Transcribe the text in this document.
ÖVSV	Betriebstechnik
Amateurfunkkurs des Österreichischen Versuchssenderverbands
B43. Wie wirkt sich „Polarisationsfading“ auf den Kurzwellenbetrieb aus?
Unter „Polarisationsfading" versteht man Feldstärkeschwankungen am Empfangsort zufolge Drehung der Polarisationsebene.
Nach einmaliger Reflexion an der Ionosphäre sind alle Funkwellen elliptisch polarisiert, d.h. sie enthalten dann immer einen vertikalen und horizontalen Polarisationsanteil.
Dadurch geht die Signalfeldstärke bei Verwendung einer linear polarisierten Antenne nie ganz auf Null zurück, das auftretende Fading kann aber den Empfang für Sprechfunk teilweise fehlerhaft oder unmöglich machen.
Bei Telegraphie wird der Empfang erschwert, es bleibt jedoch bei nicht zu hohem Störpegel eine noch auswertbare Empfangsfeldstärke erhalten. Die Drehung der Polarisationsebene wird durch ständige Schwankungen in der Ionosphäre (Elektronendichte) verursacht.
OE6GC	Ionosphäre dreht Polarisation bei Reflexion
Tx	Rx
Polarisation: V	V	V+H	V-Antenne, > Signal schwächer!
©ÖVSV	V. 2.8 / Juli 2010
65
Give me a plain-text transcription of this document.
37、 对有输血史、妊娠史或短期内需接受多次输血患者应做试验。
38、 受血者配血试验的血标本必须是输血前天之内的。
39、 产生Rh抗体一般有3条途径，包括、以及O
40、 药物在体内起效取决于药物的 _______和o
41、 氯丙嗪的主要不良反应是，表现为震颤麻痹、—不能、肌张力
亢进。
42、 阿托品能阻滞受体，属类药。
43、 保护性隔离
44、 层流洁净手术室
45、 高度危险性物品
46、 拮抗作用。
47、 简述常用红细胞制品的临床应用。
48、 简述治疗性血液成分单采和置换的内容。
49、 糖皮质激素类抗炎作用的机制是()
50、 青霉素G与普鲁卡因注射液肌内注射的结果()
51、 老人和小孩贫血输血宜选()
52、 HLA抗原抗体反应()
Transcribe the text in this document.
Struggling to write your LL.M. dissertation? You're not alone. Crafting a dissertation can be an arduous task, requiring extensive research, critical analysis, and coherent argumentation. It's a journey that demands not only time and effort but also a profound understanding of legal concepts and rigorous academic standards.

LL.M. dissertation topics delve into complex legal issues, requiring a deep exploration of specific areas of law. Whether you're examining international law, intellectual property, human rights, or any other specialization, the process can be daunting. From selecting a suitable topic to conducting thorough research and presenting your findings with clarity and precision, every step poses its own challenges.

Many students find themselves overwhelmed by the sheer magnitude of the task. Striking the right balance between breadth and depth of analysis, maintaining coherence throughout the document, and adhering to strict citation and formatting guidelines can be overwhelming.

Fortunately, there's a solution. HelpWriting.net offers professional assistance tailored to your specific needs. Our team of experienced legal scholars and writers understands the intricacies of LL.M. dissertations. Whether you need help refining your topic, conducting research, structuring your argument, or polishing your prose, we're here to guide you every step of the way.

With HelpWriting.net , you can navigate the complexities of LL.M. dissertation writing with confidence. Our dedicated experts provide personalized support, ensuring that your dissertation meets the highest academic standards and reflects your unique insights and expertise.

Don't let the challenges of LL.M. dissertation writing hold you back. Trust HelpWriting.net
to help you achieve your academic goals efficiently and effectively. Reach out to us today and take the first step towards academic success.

Problem details
Whenever "document" turns up in a line, pick that line out.

Exercise solution
Transcribe the text in this document.
Give me a plain-text transcription of this document.
Transcribe the text in this document.
Many students find themselves overwhelmed by the sheer magnitude of the task. Striking the right balance between breadth and depth of analysis, maintaining coherence throughout the document, and adhering to strict citation and formatting guidelines can be overwhelming.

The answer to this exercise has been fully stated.